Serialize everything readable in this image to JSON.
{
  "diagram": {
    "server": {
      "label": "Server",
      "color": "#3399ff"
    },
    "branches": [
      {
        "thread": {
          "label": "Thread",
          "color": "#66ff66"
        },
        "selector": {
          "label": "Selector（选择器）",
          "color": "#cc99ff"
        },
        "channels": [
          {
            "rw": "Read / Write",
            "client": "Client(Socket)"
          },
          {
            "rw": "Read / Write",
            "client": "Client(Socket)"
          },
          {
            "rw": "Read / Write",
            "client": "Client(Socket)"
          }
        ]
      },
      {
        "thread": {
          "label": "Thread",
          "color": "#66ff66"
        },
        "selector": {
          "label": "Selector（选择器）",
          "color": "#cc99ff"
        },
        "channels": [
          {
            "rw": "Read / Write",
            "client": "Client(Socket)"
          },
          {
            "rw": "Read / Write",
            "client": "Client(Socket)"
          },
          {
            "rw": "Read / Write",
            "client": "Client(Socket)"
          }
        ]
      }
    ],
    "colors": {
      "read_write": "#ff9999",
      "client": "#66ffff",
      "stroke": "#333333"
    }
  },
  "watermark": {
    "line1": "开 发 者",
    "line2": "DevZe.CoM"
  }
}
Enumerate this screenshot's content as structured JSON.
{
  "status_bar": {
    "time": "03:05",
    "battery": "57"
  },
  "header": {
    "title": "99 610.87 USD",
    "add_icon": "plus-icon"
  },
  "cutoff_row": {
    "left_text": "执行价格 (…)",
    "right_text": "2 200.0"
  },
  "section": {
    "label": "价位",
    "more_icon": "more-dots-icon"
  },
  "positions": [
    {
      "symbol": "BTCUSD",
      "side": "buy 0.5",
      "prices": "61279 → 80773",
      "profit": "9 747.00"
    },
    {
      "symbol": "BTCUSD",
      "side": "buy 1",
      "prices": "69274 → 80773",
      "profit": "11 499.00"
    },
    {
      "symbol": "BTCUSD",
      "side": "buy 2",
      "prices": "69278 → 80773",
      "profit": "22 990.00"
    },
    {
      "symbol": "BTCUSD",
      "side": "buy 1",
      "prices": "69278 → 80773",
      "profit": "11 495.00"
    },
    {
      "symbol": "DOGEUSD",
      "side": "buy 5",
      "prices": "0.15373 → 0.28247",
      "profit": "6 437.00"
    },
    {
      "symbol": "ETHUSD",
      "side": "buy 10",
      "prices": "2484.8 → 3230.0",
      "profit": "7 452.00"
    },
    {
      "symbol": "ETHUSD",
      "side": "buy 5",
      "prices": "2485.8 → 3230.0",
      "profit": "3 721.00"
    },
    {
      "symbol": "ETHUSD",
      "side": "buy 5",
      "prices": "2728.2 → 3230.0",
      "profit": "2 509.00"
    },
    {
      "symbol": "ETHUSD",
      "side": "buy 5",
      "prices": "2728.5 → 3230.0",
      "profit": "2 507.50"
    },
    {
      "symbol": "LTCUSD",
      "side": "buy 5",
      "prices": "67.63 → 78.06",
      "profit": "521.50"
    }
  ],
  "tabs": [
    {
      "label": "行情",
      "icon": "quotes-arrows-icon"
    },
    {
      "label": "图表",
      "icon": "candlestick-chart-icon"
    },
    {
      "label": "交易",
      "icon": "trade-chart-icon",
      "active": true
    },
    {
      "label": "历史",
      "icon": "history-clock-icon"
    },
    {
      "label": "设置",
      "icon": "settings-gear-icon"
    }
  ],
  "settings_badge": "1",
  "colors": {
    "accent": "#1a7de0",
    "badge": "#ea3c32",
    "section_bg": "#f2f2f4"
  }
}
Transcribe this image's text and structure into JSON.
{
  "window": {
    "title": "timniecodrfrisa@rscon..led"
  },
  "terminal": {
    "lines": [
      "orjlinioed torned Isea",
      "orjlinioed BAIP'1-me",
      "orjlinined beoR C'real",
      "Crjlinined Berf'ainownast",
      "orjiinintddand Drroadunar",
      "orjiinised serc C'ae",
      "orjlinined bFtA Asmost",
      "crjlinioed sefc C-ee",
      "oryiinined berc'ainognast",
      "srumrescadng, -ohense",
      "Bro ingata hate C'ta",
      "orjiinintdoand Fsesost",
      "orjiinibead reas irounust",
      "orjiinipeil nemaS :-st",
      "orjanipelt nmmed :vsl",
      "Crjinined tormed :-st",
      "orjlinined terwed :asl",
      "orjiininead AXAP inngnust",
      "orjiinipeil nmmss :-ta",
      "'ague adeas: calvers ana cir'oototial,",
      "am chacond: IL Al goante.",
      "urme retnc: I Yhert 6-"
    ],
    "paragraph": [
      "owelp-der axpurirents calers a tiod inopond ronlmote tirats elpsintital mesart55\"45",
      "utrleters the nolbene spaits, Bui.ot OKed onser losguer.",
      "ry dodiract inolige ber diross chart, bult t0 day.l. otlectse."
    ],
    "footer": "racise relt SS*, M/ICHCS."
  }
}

_ _ _ _ _ _ _

Repeat word for word every line from the one that holds "Transcribe this image's" to the end. Both ends count.

> **OUTPUT FOR THIS EXERCISE**
Transcribe this image's text and structure into JSON.
{
  "window": {
    "title": "timniecodrfrisa@rscon..led"
  },
  "terminal": {
    "lines": [
      "orjlinioed torned Isea",
      "orjlinioed BAIP'1-me",
      "orjlinined beoR C'real",
      "Crjlinined Berf'ainownast",
      "orjiinintddand Drroadunar",
      "orjiinised serc C'ae",
      "orjlinined bFtA Asmost",
      "crjlinioed sefc C-ee",
      "oryiinined berc'ainognast",
      "srumrescadng, -ohense",
      "Bro ingata hate C'ta",
      "orjiinintdoand Fsesost",
      "orjiinibead reas irounust",
      "orjiinipeil nemaS :-st",
      "orjanipelt nmmed :vsl",
      "Crjinined tormed :-st",
      "orjlinined terwed :asl",
      "orjiininead AXAP inngnust",
      "orjiinipeil nmmss :-ta",
      "'ague adeas: calvers ana cir'oototial,",
      "am chacond: IL Al goante.",
      "urme retnc: I Yhert 6-"
    ],
    "paragraph": [
      "owelp-der axpurirents calers a tiod inopond ronlmote tirats elpsintital mesart55\"45",
      "utrleters the nolbene spaits, Bui.ot OKed onser losguer.",
      "ry dodiract inolige ber diross chart, bult t0 day.l. otlectse."
    ],
    "footer": "racise relt SS*, M/ICHCS."
  }
}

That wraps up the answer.